• _Prompt_: Reproduce this listing in full.

• _Information given_:
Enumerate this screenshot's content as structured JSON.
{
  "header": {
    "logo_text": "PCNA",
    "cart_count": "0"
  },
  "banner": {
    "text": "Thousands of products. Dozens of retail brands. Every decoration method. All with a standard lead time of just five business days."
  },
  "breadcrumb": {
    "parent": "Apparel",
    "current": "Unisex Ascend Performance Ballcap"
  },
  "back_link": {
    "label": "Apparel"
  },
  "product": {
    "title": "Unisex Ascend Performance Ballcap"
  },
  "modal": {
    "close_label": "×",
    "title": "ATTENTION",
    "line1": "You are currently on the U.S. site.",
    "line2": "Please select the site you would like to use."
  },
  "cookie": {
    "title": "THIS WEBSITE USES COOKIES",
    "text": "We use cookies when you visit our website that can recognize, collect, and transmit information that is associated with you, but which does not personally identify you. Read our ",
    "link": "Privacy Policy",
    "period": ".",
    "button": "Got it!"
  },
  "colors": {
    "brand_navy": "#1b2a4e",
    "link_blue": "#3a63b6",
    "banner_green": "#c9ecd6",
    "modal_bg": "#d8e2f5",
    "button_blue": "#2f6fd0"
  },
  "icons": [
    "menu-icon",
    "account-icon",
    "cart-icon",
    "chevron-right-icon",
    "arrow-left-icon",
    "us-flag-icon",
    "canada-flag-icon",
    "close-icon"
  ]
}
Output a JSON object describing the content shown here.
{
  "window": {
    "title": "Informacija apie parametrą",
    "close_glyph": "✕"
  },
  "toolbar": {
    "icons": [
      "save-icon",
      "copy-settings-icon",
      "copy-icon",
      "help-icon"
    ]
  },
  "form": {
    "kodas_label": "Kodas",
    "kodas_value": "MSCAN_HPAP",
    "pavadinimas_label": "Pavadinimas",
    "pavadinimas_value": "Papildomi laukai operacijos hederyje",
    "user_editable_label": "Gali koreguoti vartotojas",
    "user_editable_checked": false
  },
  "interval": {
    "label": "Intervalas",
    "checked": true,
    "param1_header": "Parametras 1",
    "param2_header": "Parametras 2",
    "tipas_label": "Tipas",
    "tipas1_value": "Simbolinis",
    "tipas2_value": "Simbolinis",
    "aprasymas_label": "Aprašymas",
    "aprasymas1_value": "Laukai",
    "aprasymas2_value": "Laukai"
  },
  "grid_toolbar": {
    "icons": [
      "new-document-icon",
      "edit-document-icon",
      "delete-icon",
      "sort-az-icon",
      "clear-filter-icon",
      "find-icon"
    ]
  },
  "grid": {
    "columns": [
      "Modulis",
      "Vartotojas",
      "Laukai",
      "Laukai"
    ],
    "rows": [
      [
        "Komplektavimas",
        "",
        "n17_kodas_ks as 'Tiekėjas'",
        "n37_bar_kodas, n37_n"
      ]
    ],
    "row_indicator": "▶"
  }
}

• _Response below_:
Enumerate this screenshot's content as structured JSON.
{
  "header": {
    "logo_text": "PCNA",
    "cart_count": "0"
  },
  "banner": {
    "text": "Thousands of products. Dozens of retail brands. Every decoration method. All with a standard lead time of just five business days."
  },
  "breadcrumb": {
    "parent": "Apparel",
    "current": "Unisex Ascend Performance Ballcap"
  },
  "back_link": {
    "label": "Apparel"
  },
  "product": {
    "title": "Unisex Ascend Performance Ballcap"
  },
  "modal": {
    "close_label": "×",
    "title": "ATTENTION",
    "line1": "You are currently on the U.S. site.",
    "line2": "Please select the site you would like to use."
  },
  "cookie": {
    "title": "THIS WEBSITE USES COOKIES",
    "text": "We use cookies when you visit our website that can recognize, collect, and transmit information that is associated with you, but which does not personally identify you. Read our ",
    "link": "Privacy Policy",
    "period": ".",
    "button": "Got it!"
  },
  "colors": {
    "brand_navy": "#1b2a4e",
    "link_blue": "#3a63b6",
    "banner_green": "#c9ecd6",
    "modal_bg": "#d8e2f5",
    "button_blue": "#2f6fd0"
  },
  "icons": [
    "menu-icon",
    "account-icon",
    "cart-icon",
    "chevron-right-icon",
    "arrow-left-icon",
    "us-flag-icon",
    "canada-flag-icon",
    "close-icon"
  ]
}
Output a JSON object describing the content shown here.
{
  "window": {
    "title": "Informacija apie parametrą",
    "close_glyph": "✕"
  },
  "toolbar": {
    "icons": [
      "save-icon",
      "copy-settings-icon",
      "copy-icon",
      "help-icon"
    ]
  },
  "form": {
    "kodas_label": "Kodas",
    "kodas_value": "MSCAN_HPAP",
    "pavadinimas_label": "Pavadinimas",
    "pavadinimas_value": "Papildomi laukai operacijos hederyje",
    "user_editable_label": "Gali koreguoti vartotojas",
    "user_editable_checked": false
  },
  "interval": {
    "label": "Intervalas",
    "checked": true,
    "param1_header": "Parametras 1",
    "param2_header": "Parametras 2",
    "tipas_label": "Tipas",
    "tipas1_value": "Simbolinis",
    "tipas2_value": "Simbolinis",
    "aprasymas_label": "Aprašymas",
    "aprasymas1_value": "Laukai",
    "aprasymas2_value": "Laukai"
  },
  "grid_toolbar": {
    "icons": [
      "new-document-icon",
      "edit-document-icon",
      "delete-icon",
      "sort-az-icon",
      "clear-filter-icon",
      "find-icon"
    ]
  },
  "grid": {
    "columns": [
      "Modulis",
      "Vartotojas",
      "Laukai",
      "Laukai"
    ],
    "rows": [
      [
        "Komplektavimas",
        "",
        "n17_kodas_ks as 'Tiekėjas'",
        "n37_bar_kodas, n37_n"
      ]
    ],
    "row_indicator": "▶"
  }
}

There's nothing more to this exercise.